§ Dataset records
===============
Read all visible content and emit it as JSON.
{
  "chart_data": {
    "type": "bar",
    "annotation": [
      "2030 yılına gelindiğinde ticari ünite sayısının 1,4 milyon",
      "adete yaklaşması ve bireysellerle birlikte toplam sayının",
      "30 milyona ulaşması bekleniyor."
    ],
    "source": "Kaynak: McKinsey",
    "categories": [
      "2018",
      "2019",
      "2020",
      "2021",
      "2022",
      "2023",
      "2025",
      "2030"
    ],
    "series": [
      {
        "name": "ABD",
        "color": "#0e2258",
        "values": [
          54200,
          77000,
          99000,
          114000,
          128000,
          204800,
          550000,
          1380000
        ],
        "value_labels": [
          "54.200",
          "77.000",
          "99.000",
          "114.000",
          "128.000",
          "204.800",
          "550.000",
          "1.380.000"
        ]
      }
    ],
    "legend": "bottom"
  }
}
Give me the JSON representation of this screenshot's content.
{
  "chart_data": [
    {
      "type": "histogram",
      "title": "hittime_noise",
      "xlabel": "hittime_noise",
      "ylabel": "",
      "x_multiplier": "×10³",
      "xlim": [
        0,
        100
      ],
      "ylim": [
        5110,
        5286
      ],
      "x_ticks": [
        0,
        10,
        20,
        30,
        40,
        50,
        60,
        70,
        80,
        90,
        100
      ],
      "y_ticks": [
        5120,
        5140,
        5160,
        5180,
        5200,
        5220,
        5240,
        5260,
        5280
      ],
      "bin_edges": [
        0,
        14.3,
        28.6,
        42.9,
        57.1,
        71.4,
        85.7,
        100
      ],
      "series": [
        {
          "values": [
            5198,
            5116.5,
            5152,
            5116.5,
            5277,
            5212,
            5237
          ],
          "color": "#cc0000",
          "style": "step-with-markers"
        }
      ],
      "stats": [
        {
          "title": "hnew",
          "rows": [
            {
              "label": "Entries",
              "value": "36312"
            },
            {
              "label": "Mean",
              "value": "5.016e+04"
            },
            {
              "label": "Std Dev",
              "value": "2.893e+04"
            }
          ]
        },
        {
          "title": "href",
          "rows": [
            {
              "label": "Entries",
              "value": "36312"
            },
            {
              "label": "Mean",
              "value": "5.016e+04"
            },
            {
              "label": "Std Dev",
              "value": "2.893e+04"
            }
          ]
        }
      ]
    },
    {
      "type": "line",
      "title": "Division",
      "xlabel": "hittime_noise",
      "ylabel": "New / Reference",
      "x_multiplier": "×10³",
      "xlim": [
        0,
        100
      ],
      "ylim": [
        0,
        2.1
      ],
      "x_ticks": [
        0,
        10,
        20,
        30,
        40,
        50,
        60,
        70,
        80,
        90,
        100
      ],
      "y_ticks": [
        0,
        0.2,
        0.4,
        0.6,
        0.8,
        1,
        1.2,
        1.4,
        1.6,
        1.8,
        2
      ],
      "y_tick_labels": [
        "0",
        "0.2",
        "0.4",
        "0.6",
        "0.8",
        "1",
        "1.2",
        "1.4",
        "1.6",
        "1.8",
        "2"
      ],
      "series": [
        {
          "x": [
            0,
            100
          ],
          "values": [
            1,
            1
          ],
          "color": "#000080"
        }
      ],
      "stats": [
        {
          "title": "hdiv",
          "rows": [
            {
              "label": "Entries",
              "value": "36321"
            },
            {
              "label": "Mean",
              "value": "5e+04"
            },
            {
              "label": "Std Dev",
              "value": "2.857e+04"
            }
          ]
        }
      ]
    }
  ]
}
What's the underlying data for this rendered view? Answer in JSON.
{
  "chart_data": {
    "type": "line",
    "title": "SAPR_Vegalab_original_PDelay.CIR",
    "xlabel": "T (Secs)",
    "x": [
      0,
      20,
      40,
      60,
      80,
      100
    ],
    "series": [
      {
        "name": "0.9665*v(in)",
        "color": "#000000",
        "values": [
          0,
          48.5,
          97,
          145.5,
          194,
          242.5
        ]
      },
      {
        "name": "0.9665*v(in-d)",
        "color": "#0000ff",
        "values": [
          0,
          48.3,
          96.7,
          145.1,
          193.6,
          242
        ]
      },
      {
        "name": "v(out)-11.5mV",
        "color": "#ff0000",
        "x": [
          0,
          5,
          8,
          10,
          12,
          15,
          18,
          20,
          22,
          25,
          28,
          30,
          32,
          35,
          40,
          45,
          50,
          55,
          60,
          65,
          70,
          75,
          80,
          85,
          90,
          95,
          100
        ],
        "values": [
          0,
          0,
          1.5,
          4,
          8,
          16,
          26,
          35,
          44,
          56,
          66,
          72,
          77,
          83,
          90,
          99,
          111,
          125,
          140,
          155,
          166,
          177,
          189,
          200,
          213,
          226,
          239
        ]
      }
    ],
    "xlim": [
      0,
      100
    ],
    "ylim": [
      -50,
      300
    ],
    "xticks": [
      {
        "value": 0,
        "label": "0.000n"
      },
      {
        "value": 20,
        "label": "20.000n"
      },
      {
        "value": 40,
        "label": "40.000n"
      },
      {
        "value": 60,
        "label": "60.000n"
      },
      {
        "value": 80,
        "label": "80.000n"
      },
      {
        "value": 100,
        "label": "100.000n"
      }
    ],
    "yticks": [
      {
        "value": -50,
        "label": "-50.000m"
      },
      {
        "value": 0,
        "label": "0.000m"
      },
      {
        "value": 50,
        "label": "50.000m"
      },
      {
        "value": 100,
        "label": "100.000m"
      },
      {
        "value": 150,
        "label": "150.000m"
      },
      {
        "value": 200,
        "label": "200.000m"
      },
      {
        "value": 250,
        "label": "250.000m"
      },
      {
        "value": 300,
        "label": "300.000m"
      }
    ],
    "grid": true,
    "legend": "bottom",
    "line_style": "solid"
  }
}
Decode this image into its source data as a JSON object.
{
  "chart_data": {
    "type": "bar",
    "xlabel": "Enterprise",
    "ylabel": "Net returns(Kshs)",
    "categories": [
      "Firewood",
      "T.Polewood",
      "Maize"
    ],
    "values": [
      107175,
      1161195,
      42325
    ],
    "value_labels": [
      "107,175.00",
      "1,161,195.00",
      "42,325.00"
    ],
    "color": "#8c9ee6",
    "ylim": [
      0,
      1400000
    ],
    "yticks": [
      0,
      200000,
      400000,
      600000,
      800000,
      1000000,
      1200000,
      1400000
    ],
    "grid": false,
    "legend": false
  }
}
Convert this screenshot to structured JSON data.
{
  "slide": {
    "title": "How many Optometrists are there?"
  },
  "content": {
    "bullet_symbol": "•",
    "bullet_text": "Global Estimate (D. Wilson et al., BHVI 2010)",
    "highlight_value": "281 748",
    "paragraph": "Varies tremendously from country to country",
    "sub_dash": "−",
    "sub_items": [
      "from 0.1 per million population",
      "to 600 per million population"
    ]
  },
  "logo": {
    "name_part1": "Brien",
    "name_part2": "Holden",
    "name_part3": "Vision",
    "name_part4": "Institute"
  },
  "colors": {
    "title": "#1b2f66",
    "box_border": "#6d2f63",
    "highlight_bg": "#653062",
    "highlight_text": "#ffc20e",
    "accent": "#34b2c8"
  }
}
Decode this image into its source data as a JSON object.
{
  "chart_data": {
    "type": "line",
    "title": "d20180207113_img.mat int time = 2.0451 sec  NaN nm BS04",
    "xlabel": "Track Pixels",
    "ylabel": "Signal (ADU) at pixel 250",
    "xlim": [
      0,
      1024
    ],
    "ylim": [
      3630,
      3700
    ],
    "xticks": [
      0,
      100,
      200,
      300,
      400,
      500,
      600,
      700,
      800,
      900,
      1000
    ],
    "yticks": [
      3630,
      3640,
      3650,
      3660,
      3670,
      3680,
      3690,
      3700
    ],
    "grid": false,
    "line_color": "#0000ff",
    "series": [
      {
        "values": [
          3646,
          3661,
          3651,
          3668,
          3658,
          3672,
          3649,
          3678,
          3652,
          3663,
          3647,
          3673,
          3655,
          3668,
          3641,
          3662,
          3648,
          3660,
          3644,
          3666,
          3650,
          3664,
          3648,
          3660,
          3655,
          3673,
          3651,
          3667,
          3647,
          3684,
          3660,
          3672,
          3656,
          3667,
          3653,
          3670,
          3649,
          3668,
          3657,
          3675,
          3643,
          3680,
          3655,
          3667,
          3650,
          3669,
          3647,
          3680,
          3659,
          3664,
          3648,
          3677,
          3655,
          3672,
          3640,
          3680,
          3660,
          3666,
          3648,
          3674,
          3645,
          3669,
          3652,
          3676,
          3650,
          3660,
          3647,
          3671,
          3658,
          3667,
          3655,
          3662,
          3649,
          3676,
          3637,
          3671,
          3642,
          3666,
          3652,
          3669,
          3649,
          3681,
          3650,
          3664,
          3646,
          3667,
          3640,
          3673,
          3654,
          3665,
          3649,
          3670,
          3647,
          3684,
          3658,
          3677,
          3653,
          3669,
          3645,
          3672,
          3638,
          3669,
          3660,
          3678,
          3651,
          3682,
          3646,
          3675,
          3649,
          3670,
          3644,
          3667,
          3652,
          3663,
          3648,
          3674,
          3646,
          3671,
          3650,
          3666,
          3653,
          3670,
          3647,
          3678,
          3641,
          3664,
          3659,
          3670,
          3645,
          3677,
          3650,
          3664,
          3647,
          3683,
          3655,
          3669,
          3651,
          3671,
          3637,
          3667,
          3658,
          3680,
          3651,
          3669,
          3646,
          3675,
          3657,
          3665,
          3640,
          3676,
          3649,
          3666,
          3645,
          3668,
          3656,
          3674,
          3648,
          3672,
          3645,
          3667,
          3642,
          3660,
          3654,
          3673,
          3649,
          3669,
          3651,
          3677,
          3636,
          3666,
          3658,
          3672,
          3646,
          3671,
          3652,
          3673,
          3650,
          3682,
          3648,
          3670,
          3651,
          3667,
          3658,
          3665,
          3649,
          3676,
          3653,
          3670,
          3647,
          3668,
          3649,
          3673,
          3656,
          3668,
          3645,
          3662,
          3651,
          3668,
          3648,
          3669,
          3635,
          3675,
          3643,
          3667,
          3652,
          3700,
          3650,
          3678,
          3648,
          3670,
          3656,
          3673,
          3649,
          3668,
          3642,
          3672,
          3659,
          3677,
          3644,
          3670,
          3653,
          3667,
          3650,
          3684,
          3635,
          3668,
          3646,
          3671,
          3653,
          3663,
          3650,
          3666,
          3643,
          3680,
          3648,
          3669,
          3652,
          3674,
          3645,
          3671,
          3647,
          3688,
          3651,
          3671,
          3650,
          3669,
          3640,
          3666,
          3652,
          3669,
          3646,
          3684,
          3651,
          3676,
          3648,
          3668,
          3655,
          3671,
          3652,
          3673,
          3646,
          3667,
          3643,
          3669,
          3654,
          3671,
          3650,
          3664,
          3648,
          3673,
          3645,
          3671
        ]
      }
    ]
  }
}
===============
Copy out every line in the entries above that holds "JSON".

§ Complete response
Read all visible content and emit it as JSON.
Give me the JSON representation of this screenshot's content.
What's the underlying data for this rendered view? Answer in JSON.
Decode this image into its source data as a JSON object.
Convert this screenshot to structured JSON data.
Decode this image into its source data as a JSON object.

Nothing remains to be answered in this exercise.